=== Dataset records ===

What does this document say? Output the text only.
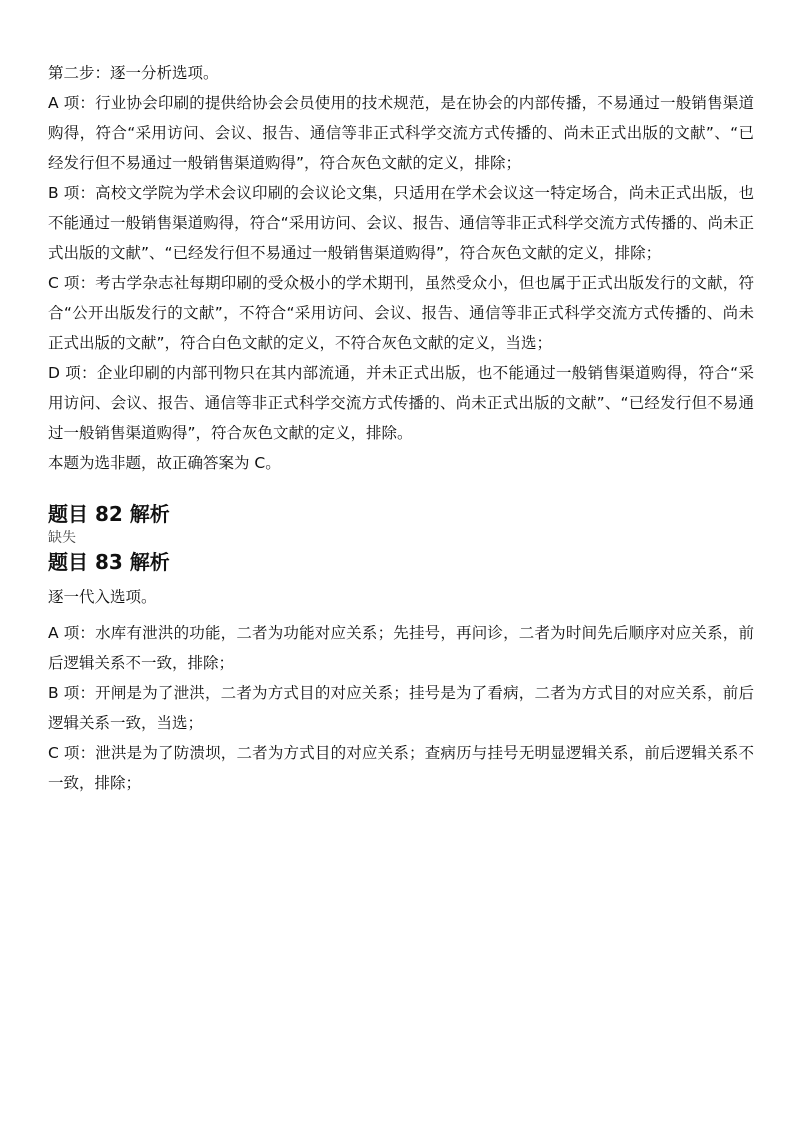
第二步：逐一分析选项。

A 项：行业协会印刷的提供给协会会员使用的技术规范，是在协会的内部传播，不易通过一般销售渠道购得，符合“采用访问、会议、报告、通信等非正式科学交流方式传播的、尚未正式出版的文献”、“已经发行但不易通过一般销售渠道购得”，符合灰色文献的定义，排除；

B 项：高校文学院为学术会议印刷的会议论文集，只适用在学术会议这一特定场合，尚未正式出版，也不能通过一般销售渠道购得，符合“采用访问、会议、报告、通信等非正式科学交流方式传播的、尚未正式出版的文献”、“已经发行但不易通过一般销售渠道购得”，符合灰色文献的定义，排除；

C 项：考古学杂志社每期印刷的受众极小的学术期刊，虽然受众小，但也属于正式出版发行的文献，符合“公开出版发行的文献”，不符合“采用访问、会议、报告、通信等非正式科学交流方式传播的、尚未正式出版的文献”，符合白色文献的定义，不符合灰色文献的定义，当选；

D 项：企业印刷的内部刊物只在其内部流通，并未正式出版，也不能通过一般销售渠道购得，符合“采用访问、会议、报告、通信等非正式科学交流方式传播的、尚未正式出版的文献”、“已经发行但不易通过一般销售渠道购得”，符合灰色文献的定义，排除。

本题为选非题，故正确答案为 C。

题目 82 解析

缺失

题目 83 解析

逐一代入选项。

A 项：水库有泄洪的功能，二者为功能对应关系；先挂号，再问诊，二者为时间先后顺序对应关系，前后逻辑关系不一致，排除；

B 项：开闸是为了泄洪，二者为方式目的对应关系；挂号是为了看病，二者为方式目的对应关系，前后逻辑关系一致，当选；

C 项：泄洪是为了防溃坝，二者为方式目的对应关系；查病历与挂号无明显逻辑关系，前后逻辑关系不一致，排除；
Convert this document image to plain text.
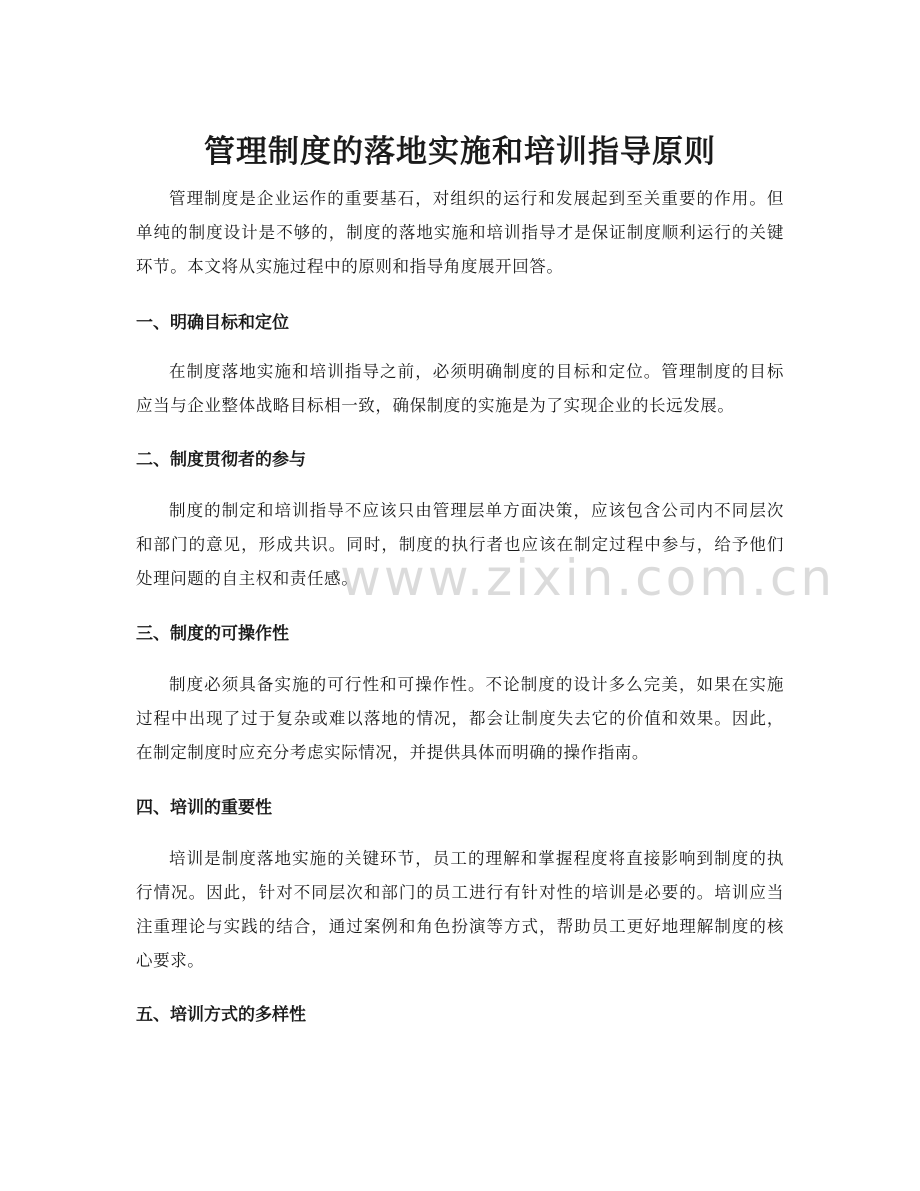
管理制度的落地实施和培训指导原则

管理制度是企业运作的重要基石，对组织的运行和发展起到至关重要的作用。但单纯的制度设计是不够的，制度的落地实施和培训指导才是保证制度顺利运行的关键环节。本文将从实施过程中的原则和指导角度展开回答。

一、明确目标和定位

在制度落地实施和培训指导之前，必须明确制度的目标和定位。管理制度的目标应当与企业整体战略目标相一致，确保制度的实施是为了实现企业的长远发展。

二、制度贯彻者的参与

制度的制定和培训指导不应该只由管理层单方面决策，应该包含公司内不同层次和部门的意见，形成共识。同时，制度的执行者也应该在制定过程中参与，给予他们处理问题的自主权和责任感。

三、制度的可操作性

制度必须具备实施的可行性和可操作性。不论制度的设计多么完美，如果在实施过程中出现了过于复杂或难以落地的情况，都会让制度失去它的价值和效果。因此，在制定制度时应充分考虑实际情况，并提供具体而明确的操作指南。

四、培训的重要性

培训是制度落地实施的关键环节，员工的理解和掌握程度将直接影响到制度的执行情况。因此，针对不同层次和部门的员工进行有针对性的培训是必要的。培训应当注重理论与实践的结合，通过案例和角色扮演等方式，帮助员工更好地理解制度的核心要求。

五、培训方式的多样性
www.zixin.com.cn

===

## Exercise description
Using the listing above, gather each line that holds the string "采用访问" and copy it.

## Response to this task
A 项：行业协会印刷的提供给协会会员使用的技术规范，是在协会的内部传播，不易通过一般销售渠道购得，符合“采用访问、会议、报告、通信等非正式科学交流方式传播的、尚未正式出版的文献”、“已经发行但不易通过一般销售渠道购得”，符合灰色文献的定义，排除；
B 项：高校文学院为学术会议印刷的会议论文集，只适用在学术会议这一特定场合，尚未正式出版，也不能通过一般销售渠道购得，符合“采用访问、会议、报告、通信等非正式科学交流方式传播的、尚未正式出版的文献”、“已经发行但不易通过一般销售渠道购得”，符合灰色文献的定义，排除；
C 项：考古学杂志社每期印刷的受众极小的学术期刊，虽然受众小，但也属于正式出版发行的文献，符合“公开出版发行的文献”，不符合“采用访问、会议、报告、通信等非正式科学交流方式传播的、尚未正式出版的文献”，符合白色文献的定义，不符合灰色文献的定义，当选；
D 项：企业印刷的内部刊物只在其内部流通，并未正式出版，也不能通过一般销售渠道购得，符合“采用访问、会议、报告、通信等非正式科学交流方式传播的、尚未正式出版的文献”、“已经发行但不易通过一般销售渠道购得”，符合灰色文献的定义，排除。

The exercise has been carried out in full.